## Exercise objective
Copy out all lines carrying the word "from".

┄┄┄┄┄┄

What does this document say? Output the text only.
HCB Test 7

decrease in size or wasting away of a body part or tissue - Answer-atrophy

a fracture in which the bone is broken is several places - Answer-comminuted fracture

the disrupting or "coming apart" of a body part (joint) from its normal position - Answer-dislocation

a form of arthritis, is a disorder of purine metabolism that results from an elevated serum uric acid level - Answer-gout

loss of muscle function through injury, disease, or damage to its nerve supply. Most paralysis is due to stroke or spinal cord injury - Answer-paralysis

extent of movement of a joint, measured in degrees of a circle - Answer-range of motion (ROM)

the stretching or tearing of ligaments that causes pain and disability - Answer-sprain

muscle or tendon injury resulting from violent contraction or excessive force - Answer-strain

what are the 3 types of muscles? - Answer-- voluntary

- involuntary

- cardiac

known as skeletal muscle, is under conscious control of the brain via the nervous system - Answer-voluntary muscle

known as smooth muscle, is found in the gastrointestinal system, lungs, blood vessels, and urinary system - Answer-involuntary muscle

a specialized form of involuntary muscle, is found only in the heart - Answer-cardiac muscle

┄┄┄┄┄┄

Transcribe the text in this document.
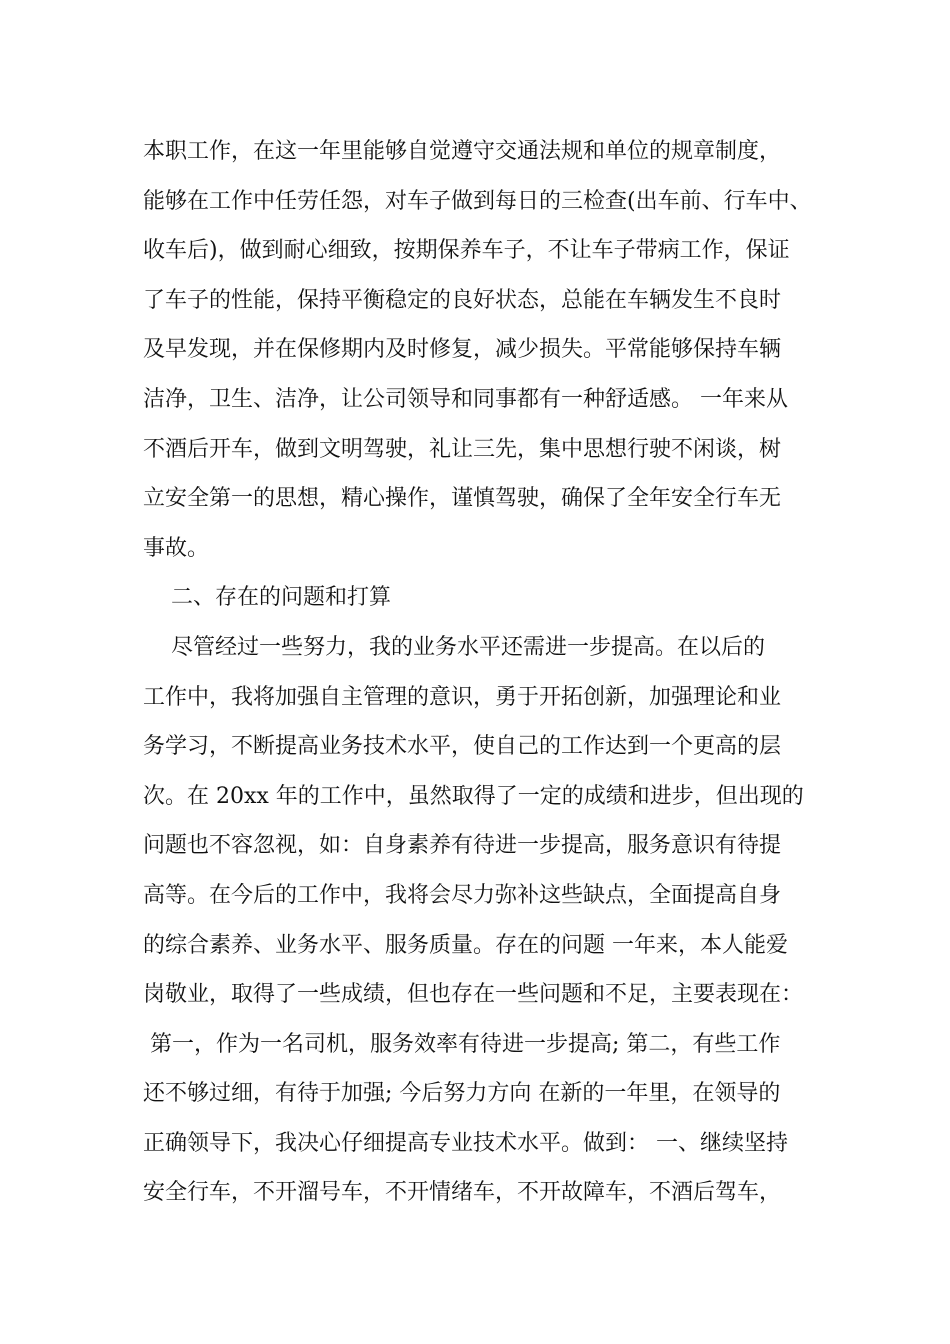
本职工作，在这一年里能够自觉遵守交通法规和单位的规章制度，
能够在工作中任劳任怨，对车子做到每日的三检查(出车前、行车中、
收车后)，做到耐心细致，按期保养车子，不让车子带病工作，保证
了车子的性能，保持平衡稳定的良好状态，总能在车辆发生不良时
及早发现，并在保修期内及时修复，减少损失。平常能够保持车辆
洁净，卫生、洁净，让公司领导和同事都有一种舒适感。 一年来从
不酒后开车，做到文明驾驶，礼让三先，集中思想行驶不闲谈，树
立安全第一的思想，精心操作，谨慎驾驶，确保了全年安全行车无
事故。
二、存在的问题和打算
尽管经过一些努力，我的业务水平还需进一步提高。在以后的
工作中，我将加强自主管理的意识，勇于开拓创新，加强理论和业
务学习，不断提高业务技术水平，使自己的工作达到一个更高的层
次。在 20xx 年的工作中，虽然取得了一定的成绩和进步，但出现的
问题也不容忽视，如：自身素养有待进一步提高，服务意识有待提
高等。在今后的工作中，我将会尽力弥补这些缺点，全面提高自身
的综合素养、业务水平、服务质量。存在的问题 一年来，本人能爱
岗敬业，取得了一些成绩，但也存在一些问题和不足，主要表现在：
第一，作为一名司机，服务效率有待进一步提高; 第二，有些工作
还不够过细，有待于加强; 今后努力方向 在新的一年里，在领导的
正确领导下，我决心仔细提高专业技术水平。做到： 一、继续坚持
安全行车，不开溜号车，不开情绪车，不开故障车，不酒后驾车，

┄┄┄┄┄┄

## Final result
the disrupting or "coming apart" of a body part (joint) from its normal position - Answer-dislocation
a form of arthritis, is a disorder of purine metabolism that results from an elevated serum uric acid level - Answer-gout
muscle or tendon injury resulting from violent contraction or excessive force - Answer-strain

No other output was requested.